__EXTRACT PROVIDED__:
_ _ _ _ _
# Spend my money!!



## matt_bott (Apr 24, 2017)

Hi All,

I recently did a barista course with Small Batch in Brighton which was an excellent way to spend some time. I learned to reliably make a decent espresso / flat white. However on going home I cannot make myself a good coffee anymore with my £85 expresso machine! Now I know what a coffee should / could taste like I just cant drink the stuff im making!

Therefore time to upgrade to something a little better.

I was thinking of getting something more like a professional grade but just a single head with steaming wand. Whilst overkill for my needs I figured a higher quality machine would help me to make a better coffee.

I dont want to plumb anything into my kitchen (the wife wont have me drilling holes in the new work tops) so I want something with a tank. I had found a Gaggia TS1 reconditioned on Ebay for £700 which I figured was a good option and looked quite nice. However reading on here the Gaggia classic seems to be favourably reviewed.

Therefore I seek the advice of those with more knowledge - What should I buy?

The TS1 at £700 is top of my budget but I have a decent (i think) grinder already.

What should I buy and if possible send me a link!!

Cheers


----------



## matt_bott (Apr 24, 2017)

Oh and anything to look for in a used machine?


----------



## Mrboots2u (May 10, 2013)

Grinder ?


----------



## matt_bott (Apr 24, 2017)

Mrboots2u said:


> Grinder ?


Got a grinder - electric burgh grinder which I think works quite well - I think its the machine which seems to struggle with fine grinds


----------



## lake_m (Feb 4, 2017)

What make and model of grinder?


----------



## matt_bott (Apr 24, 2017)

lake_m said:


> What make and model of grinder?


Its a Krupps Burr 12 Cup

Is this the point where you tell me that this needs swapping too?


----------



## 4085 (Nov 23, 2012)

the machine makes coffee from whatever you out in so the grinder is more important than the machine. The TS1 is a brilliant machine but that one is £350 overpriced


----------



## 4085 (Nov 23, 2012)

matt_bott said:


> Its a Krupps Burr 12 Cup
> 
> Is this the point where you tell me that this needs swapping too?


 yes....the grinder should cost the same or more than the machine


----------



## MildredM (Feb 13, 2017)

matt_bott said:


> Its a Krupps Burr 12 Cup
> 
> Is this the point where you tell me that this needs swapping too?
_ _ _ _ _
__COLLECTED DATA__:
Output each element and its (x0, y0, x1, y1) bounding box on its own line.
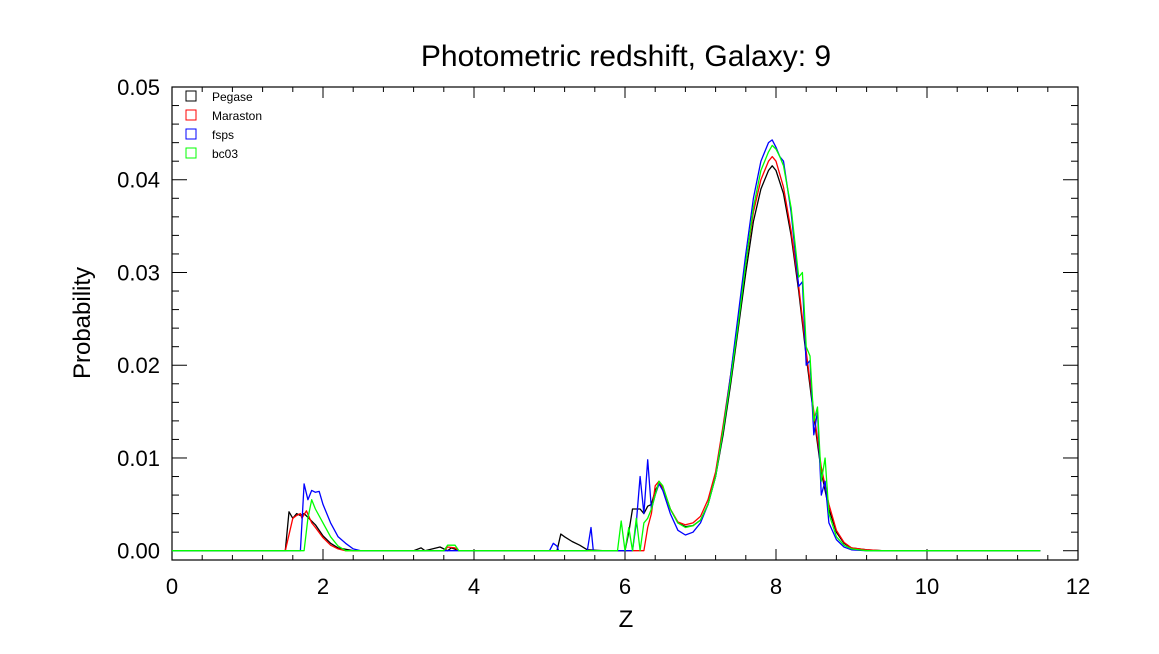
_ _ _ _ _
__TASK LIST__:
**1.** In the forum thread about upgrading an espresso machine, what make and model of grinder does matt_bott say he owns?
**2.** Return the part of the espresso machine thread between "I was thinking" and "think) grinder already.", inclusive.

__SOLUTIONS TO THE PROBLEMS__:
**1.** A Krupps Burr 12 Cup.

**2.**
I was thinking of getting something more like a professional grade but just a single head with steaming wand. Whilst overkill for my needs I figured a higher quality machine would help me to make a better coffee.

I dont want to plumb anything into my kitchen (the wife wont have me drilling holes in the new work tops) so I want something with a tank. I had found a Gaggia TS1 reconditioned on Ebay for £700 which I figured was a good option and looked quite nice. However reading on here the Gaggia classic seems to be favourably reviewed.

Therefore I seek the advice of those with more knowledge - What should I buy?

The TS1 at £700 is top of my budget but I have a decent (i think) grinder already.